(Records from a collection)

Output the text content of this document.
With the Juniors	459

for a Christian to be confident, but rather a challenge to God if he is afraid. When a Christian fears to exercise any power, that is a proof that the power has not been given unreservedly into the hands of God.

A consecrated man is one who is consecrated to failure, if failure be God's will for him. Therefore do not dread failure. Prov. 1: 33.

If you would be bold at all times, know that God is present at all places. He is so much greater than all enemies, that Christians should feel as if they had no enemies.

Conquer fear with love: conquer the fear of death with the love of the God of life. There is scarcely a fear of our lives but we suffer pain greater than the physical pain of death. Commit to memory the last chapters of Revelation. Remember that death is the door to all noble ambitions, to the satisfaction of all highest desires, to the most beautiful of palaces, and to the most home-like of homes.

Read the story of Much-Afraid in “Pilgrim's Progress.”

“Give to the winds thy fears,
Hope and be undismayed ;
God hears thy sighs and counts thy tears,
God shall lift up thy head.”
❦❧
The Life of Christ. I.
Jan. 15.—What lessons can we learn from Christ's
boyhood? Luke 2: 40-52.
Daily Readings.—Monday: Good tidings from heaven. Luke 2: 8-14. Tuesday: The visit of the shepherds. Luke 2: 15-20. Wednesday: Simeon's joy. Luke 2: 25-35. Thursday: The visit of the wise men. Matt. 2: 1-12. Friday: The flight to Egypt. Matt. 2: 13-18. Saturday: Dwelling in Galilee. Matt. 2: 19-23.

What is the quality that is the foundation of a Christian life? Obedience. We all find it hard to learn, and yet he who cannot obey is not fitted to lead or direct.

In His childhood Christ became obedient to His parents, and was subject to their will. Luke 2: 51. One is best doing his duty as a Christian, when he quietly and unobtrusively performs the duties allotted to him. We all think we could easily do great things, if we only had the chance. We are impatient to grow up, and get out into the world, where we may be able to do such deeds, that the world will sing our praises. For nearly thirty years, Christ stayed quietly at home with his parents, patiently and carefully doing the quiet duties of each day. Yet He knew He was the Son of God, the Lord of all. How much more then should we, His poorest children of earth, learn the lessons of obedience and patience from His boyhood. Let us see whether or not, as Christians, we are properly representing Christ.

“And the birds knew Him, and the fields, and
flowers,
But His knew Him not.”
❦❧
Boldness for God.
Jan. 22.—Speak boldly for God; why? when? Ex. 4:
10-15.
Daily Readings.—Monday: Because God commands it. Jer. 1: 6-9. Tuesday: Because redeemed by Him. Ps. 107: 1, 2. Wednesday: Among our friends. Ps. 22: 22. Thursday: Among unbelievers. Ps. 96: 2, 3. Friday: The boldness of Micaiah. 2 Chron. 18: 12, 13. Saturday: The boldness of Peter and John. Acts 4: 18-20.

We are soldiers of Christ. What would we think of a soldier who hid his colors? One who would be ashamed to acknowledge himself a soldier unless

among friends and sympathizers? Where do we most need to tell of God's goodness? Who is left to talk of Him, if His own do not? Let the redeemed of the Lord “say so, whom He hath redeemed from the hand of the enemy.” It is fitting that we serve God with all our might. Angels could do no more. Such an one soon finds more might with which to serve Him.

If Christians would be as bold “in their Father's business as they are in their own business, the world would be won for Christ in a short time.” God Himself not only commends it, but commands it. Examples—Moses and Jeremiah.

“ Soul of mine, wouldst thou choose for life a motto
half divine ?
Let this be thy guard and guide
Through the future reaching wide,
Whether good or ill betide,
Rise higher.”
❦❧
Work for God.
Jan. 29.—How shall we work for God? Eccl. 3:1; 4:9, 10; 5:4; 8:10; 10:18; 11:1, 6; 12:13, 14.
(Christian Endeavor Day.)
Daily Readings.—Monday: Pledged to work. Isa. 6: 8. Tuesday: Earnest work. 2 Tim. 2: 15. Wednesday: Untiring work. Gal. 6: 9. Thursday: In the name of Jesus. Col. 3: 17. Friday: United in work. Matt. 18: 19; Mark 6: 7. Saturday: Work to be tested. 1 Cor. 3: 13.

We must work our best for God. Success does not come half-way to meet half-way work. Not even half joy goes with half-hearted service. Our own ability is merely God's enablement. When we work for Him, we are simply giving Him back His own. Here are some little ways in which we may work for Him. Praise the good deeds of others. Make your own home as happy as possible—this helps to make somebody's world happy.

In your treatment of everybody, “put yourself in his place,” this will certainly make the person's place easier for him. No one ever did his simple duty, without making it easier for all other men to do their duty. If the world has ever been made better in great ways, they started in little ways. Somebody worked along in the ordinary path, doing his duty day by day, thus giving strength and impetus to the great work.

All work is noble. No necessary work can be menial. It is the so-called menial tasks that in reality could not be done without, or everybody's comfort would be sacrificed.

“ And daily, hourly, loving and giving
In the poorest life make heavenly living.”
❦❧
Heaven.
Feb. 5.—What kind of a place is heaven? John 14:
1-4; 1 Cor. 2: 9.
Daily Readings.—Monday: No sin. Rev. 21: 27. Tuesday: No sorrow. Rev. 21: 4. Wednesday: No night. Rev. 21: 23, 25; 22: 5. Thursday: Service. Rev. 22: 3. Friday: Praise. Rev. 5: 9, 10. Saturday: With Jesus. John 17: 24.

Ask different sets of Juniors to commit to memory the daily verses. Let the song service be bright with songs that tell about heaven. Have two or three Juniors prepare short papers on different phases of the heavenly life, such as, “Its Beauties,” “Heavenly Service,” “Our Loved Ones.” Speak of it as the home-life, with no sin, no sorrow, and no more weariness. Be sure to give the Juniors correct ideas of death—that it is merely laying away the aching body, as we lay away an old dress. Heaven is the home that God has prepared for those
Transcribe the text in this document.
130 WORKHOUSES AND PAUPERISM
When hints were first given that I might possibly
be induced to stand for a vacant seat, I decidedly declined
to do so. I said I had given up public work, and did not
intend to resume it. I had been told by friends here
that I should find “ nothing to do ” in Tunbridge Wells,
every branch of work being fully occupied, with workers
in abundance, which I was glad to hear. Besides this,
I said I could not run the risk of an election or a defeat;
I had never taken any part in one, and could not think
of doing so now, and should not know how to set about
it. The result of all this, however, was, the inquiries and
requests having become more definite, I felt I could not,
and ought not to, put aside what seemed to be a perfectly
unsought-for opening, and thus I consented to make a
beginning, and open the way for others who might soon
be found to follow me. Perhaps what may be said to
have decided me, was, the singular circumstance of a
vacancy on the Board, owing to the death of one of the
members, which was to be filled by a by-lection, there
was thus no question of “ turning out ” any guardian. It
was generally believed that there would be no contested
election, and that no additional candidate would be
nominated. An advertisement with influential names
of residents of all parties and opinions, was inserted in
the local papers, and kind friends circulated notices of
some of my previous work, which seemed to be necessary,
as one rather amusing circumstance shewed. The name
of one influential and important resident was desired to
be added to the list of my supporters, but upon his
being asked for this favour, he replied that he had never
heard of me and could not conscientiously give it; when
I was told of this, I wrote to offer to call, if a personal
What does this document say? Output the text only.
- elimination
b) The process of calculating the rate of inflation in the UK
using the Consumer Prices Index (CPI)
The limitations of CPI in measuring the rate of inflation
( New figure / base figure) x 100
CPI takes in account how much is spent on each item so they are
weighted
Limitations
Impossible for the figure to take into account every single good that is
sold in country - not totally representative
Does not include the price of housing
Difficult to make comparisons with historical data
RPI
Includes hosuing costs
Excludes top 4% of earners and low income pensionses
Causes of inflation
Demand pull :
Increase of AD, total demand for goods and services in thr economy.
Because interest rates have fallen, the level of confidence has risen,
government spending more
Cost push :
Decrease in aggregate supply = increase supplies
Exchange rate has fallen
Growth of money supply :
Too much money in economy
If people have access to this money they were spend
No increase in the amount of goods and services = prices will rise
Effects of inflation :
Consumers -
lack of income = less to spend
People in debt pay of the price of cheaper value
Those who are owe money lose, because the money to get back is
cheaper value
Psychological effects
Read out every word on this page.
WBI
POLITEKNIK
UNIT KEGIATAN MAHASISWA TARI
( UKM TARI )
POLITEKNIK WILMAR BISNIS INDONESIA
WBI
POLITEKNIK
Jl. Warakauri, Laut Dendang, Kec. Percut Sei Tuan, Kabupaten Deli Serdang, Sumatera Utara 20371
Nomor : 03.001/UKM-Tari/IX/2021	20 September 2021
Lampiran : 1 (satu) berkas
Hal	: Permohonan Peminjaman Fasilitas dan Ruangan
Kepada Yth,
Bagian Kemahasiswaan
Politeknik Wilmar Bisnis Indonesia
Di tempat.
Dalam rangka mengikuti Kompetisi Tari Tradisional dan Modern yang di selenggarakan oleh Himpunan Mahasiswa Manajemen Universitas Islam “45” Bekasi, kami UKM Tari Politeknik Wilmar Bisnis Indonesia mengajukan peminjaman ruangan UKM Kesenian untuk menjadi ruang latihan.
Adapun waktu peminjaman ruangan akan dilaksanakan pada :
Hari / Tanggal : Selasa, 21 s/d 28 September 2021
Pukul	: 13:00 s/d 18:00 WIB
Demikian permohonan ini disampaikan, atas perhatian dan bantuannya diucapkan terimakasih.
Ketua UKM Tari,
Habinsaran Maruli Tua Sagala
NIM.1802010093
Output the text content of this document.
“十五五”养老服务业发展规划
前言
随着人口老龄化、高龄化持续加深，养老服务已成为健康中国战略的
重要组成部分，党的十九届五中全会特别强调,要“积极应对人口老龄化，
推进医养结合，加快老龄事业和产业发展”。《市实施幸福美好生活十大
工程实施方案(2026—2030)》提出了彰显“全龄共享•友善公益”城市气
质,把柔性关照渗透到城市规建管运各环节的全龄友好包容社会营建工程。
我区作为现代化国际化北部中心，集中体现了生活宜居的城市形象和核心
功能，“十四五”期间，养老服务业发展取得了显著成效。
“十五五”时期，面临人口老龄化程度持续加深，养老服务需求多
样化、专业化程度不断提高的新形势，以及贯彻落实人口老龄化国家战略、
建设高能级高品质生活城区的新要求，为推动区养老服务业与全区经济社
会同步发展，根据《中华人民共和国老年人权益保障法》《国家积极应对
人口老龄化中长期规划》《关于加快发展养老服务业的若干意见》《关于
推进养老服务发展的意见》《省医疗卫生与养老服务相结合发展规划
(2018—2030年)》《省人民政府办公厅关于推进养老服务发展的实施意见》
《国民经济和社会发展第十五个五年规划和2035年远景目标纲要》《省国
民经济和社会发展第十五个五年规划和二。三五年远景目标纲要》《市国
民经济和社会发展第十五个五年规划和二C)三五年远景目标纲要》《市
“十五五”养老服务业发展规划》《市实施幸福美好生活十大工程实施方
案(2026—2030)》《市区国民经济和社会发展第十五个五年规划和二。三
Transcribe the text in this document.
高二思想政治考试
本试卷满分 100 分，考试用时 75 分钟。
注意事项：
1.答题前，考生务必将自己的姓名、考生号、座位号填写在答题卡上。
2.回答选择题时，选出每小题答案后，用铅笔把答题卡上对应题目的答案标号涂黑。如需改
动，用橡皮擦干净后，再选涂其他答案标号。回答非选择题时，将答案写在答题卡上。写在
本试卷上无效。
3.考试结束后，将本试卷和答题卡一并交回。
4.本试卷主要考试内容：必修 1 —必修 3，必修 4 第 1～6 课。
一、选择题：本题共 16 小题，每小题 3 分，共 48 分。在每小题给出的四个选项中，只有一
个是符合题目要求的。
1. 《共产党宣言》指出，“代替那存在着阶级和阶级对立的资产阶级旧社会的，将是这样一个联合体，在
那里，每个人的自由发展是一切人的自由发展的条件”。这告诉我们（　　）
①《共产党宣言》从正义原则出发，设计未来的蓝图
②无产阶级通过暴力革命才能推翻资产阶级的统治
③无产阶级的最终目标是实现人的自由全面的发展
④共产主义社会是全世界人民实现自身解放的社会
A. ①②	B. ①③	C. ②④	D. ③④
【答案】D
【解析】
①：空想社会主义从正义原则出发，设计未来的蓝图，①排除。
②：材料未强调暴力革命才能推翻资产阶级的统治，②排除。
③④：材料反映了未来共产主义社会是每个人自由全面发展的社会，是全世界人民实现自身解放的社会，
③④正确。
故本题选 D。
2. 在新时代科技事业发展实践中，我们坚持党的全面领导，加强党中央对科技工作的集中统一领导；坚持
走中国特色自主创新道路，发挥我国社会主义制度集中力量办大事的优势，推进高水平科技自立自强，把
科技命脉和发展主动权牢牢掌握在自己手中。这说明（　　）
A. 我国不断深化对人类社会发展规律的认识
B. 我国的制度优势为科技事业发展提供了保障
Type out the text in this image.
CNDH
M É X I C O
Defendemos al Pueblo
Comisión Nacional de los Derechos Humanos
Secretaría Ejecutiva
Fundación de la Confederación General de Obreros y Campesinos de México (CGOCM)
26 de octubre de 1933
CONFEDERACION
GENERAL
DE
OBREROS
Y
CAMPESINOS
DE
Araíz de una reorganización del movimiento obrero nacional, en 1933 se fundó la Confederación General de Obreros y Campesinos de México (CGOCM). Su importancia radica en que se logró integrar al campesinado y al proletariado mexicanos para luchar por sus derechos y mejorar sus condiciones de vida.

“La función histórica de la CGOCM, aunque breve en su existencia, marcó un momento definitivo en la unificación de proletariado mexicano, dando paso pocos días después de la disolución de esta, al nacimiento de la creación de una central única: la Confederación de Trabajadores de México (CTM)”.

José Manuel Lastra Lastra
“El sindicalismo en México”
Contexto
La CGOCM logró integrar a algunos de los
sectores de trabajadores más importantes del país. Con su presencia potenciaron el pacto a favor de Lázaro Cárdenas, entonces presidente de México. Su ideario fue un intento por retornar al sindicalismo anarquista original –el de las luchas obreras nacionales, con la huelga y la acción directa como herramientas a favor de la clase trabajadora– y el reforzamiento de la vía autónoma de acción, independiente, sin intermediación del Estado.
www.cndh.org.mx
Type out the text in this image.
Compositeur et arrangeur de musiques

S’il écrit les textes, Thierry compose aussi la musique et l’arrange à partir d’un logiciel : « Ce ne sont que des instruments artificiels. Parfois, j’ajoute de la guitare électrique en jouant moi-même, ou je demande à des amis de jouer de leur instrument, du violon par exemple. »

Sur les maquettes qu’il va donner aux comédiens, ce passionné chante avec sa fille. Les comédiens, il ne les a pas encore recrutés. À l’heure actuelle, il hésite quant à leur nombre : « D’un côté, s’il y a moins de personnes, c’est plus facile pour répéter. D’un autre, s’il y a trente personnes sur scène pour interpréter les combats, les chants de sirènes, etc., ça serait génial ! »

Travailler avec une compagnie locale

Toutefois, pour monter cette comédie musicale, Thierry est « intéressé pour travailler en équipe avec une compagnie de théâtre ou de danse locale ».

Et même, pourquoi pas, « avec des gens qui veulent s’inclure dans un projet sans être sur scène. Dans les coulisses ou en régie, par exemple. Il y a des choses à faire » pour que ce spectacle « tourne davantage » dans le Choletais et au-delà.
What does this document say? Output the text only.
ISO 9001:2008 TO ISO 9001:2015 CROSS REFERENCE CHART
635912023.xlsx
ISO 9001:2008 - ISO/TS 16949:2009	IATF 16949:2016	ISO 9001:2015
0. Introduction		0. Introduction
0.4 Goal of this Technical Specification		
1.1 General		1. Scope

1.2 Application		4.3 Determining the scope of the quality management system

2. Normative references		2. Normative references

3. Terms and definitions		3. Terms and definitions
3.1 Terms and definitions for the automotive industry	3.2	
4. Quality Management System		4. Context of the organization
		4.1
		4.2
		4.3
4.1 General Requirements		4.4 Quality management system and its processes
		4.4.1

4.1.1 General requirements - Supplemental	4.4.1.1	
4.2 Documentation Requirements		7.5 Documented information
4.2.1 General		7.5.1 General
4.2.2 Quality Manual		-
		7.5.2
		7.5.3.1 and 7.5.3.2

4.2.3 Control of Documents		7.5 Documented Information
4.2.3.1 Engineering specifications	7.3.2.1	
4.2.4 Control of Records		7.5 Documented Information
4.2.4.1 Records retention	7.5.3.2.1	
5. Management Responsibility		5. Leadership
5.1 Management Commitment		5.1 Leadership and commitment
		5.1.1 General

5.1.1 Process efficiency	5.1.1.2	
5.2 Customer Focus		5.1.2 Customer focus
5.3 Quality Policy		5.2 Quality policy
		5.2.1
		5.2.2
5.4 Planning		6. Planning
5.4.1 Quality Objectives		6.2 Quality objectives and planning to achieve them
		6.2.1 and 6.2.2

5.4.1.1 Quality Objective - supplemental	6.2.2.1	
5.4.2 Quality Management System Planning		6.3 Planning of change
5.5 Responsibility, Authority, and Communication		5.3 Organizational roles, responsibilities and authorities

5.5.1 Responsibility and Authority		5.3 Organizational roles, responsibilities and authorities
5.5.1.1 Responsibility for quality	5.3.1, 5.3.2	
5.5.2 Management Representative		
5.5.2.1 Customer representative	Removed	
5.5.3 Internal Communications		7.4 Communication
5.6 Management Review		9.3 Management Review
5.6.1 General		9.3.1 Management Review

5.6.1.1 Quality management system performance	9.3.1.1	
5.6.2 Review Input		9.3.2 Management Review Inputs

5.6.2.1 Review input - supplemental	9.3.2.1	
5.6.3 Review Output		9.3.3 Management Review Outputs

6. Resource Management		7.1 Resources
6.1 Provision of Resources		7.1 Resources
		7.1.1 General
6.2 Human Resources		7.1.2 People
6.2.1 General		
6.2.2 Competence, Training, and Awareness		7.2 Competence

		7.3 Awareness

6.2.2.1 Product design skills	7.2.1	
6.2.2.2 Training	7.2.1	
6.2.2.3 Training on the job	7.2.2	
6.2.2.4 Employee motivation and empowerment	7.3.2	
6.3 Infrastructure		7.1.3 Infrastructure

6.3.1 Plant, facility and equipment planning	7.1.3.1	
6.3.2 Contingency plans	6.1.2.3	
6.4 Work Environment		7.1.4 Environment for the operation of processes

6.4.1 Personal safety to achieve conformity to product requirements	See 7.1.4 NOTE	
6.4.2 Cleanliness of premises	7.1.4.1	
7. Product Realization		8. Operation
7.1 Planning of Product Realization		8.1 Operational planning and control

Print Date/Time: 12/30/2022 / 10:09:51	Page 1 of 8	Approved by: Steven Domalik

EXERCISE INSTRUCTIONS:
Note every line above where the string "half" shows up, and copy those lines.

THE REPLY:
half divine ?
We must work our best for God. Success does not come half-way to meet half-way work. Not even half joy goes with half-hearted service. Our own ability is merely God's enablement. When we work for Him, we are simply giving Him back His own. Here are some little ways in which we may work for Him. Praise the good deeds of others. Make your own home as happy as possible—this helps to make somebody's world happy.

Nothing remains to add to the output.